**AIM OF THE EXERCISE:**
Put every line of the material below into a JSON list of strings, one string per line, skipping blank lines. Leave the pictures out.

Items from a data source:
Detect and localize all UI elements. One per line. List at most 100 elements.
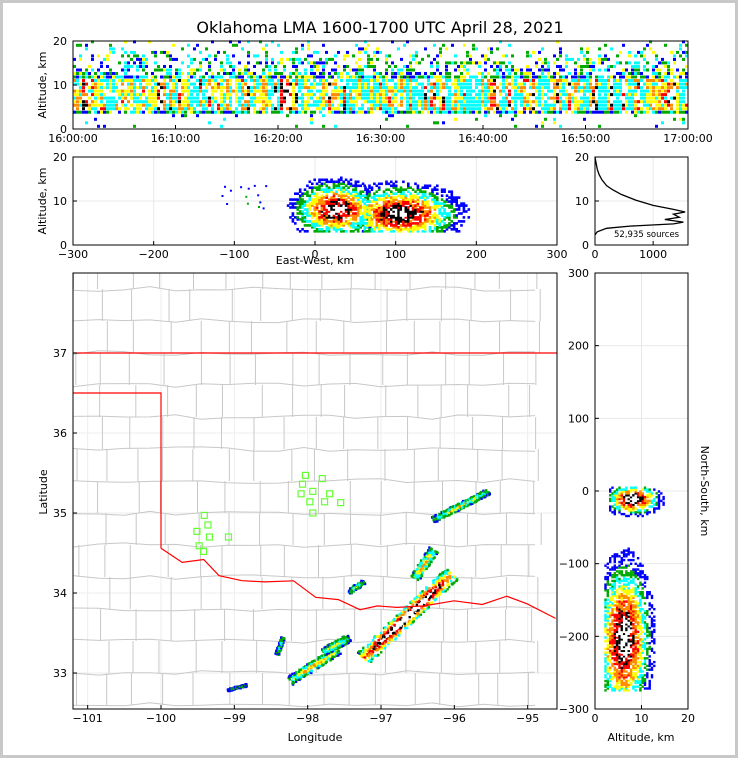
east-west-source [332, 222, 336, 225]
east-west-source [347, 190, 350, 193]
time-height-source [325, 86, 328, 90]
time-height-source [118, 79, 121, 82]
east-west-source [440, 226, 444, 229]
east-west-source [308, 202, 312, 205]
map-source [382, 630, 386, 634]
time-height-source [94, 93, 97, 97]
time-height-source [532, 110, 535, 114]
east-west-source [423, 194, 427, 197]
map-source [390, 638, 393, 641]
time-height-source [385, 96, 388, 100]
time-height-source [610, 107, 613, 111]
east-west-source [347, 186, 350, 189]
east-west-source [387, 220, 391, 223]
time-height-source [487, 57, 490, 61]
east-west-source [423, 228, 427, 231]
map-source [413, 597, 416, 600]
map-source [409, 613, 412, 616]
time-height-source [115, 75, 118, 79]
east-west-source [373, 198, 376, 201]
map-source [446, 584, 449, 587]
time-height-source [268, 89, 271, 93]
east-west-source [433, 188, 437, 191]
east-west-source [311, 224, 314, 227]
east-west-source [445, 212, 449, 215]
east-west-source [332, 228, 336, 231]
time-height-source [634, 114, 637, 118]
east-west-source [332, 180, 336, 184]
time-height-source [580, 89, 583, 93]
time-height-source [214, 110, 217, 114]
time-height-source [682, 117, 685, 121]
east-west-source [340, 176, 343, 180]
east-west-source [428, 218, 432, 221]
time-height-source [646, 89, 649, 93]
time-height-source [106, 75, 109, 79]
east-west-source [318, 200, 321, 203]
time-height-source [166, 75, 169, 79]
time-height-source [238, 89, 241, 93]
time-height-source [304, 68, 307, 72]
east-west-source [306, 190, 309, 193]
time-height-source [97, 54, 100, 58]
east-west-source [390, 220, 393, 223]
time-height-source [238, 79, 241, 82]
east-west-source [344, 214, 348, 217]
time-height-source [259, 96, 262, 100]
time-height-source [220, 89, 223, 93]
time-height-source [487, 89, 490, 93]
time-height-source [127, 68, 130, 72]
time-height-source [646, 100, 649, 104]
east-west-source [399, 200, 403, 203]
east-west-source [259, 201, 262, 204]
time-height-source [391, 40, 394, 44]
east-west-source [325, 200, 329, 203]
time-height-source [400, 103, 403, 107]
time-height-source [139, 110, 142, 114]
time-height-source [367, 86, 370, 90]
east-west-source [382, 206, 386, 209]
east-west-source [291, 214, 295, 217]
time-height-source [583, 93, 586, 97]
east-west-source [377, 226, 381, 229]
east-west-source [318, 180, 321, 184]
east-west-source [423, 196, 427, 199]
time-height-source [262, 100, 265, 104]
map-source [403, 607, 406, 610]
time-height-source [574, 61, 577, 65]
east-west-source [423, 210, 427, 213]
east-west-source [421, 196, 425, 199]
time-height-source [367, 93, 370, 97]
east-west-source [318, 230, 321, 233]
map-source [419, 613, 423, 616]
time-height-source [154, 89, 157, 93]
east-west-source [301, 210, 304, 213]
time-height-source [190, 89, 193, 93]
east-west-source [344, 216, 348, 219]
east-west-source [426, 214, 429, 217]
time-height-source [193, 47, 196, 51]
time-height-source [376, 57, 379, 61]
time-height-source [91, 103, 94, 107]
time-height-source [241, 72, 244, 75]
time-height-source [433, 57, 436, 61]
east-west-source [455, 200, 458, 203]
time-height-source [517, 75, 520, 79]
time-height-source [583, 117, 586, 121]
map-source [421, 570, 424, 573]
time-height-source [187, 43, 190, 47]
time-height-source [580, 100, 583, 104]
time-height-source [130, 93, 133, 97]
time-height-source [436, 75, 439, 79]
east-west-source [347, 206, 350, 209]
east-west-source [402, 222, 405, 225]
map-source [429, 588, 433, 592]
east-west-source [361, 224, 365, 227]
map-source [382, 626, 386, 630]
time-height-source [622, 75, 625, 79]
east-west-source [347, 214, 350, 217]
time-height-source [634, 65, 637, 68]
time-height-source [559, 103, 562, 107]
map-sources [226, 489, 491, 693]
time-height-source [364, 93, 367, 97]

**WRITTEN SOLUTION:**
[
  "Detect and localize all UI elements. One per line. List at most 100 elements.",
  "east-west-source [332, 222, 336, 225]",
  "east-west-source [347, 190, 350, 193]",
  "time-height-source [325, 86, 328, 90]",
  "time-height-source [118, 79, 121, 82]",
  "east-west-source [440, 226, 444, 229]",
  "east-west-source [308, 202, 312, 205]",
  "map-source [382, 630, 386, 634]",
  "time-height-source [94, 93, 97, 97]",
  "time-height-source [532, 110, 535, 114]",
  "east-west-source [423, 194, 427, 197]",
  "map-source [390, 638, 393, 641]",
  "time-height-source [385, 96, 388, 100]",
  "time-height-source [610, 107, 613, 111]",
  "east-west-source [347, 186, 350, 189]",
  "east-west-source [387, 220, 391, 223]",
  "time-height-source [487, 57, 490, 61]",
  "east-west-source [423, 228, 427, 231]",
  "map-source [413, 597, 416, 600]",
  "map-source [409, 613, 412, 616]",
  "time-height-source [115, 75, 118, 79]",
  "east-west-source [373, 198, 376, 201]",
  "map-source [446, 584, 449, 587]",
  "time-height-source [268, 89, 271, 93]",
  "east-west-source [433, 188, 437, 191]",
  "east-west-source [311, 224, 314, 227]",
  "east-west-source [445, 212, 449, 215]",
  "east-west-source [332, 228, 336, 231]",
  "time-height-source [634, 114, 637, 118]",
  "east-west-source [332, 180, 336, 184]",
  "time-height-source [580, 89, 583, 93]",
  "time-height-source [214, 110, 217, 114]",
  "time-height-source [682, 117, 685, 121]",
  "east-west-source [340, 176, 343, 180]",
  "east-west-source [428, 218, 432, 221]",
  "time-height-source [646, 89, 649, 93]",
  "time-height-source [106, 75, 109, 79]",
  "east-west-source [318, 200, 321, 203]",
  "time-height-source [166, 75, 169, 79]",
  "time-height-source [238, 89, 241, 93]",
  "time-height-source [304, 68, 307, 72]",
  "east-west-source [306, 190, 309, 193]",
  "time-height-source [97, 54, 100, 58]",
  "east-west-source [390, 220, 393, 223]",
  "time-height-source [238, 79, 241, 82]",
  "east-west-source [344, 214, 348, 217]",
  "time-height-source [259, 96, 262, 100]",
  "time-height-source [220, 89, 223, 93]",
  "time-height-source [487, 89, 490, 93]",
  "time-height-source [127, 68, 130, 72]",
  "time-height-source [646, 100, 649, 104]",
  "east-west-source [399, 200, 403, 203]",
  "east-west-source [259, 201, 262, 204]",
  "time-height-source [391, 40, 394, 44]",
  "east-west-source [325, 200, 329, 203]",
  "time-height-source [400, 103, 403, 107]",
  "time-height-source [139, 110, 142, 114]",
  "time-height-source [367, 86, 370, 90]",
  "east-west-source [382, 206, 386, 209]",
  "east-west-source [291, 214, 295, 217]",
  "time-height-source [583, 93, 586, 97]",
  "east-west-source [377, 226, 381, 229]",
  "east-west-source [318, 180, 321, 184]",
  "east-west-source [423, 196, 427, 199]",
  "time-height-source [262, 100, 265, 104]",
  "map-source [403, 607, 406, 610]",
  "time-height-source [574, 61, 577, 65]",
  "east-west-source [423, 210, 427, 213]",
  "east-west-source [421, 196, 425, 199]",
  "time-height-source [367, 93, 370, 97]",
  "east-west-source [318, 230, 321, 233]",
  "map-source [419, 613, 423, 616]",
  "time-height-source [154, 89, 157, 93]",
  "east-west-source [301, 210, 304, 213]",
  "time-height-source [190, 89, 193, 93]",
  "east-west-source [344, 216, 348, 219]",
  "east-west-source [426, 214, 429, 217]",
  "time-height-source [193, 47, 196, 51]",
  "time-height-source [376, 57, 379, 61]",
  "time-height-source [91, 103, 94, 107]",
  "time-height-source [241, 72, 244, 75]",
  "time-height-source [433, 57, 436, 61]",
  "east-west-source [455, 200, 458, 203]",
  "time-height-source [517, 75, 520, 79]",
  "time-height-source [583, 117, 586, 121]",
  "map-source [421, 570, 424, 573]",
  "time-height-source [187, 43, 190, 47]",
  "time-height-source [580, 100, 583, 104]",
  "time-height-source [130, 93, 133, 97]",
  "time-height-source [436, 75, 439, 79]",
  "east-west-source [347, 206, 350, 209]",
  "east-west-source [402, 222, 405, 225]",
  "map-source [429, 588, 433, 592]",
  "east-west-source [361, 224, 365, 227]",
  "map-source [382, 626, 386, 630]",
  "time-height-source [622, 75, 625, 79]",
  "east-west-source [347, 214, 350, 217]",
  "time-height-source [634, 65, 637, 68]",
  "time-height-source [559, 103, 562, 107]",
  "map-sources [226, 489, 491, 693]",
  "time-height-source [364, 93, 367, 97]"
]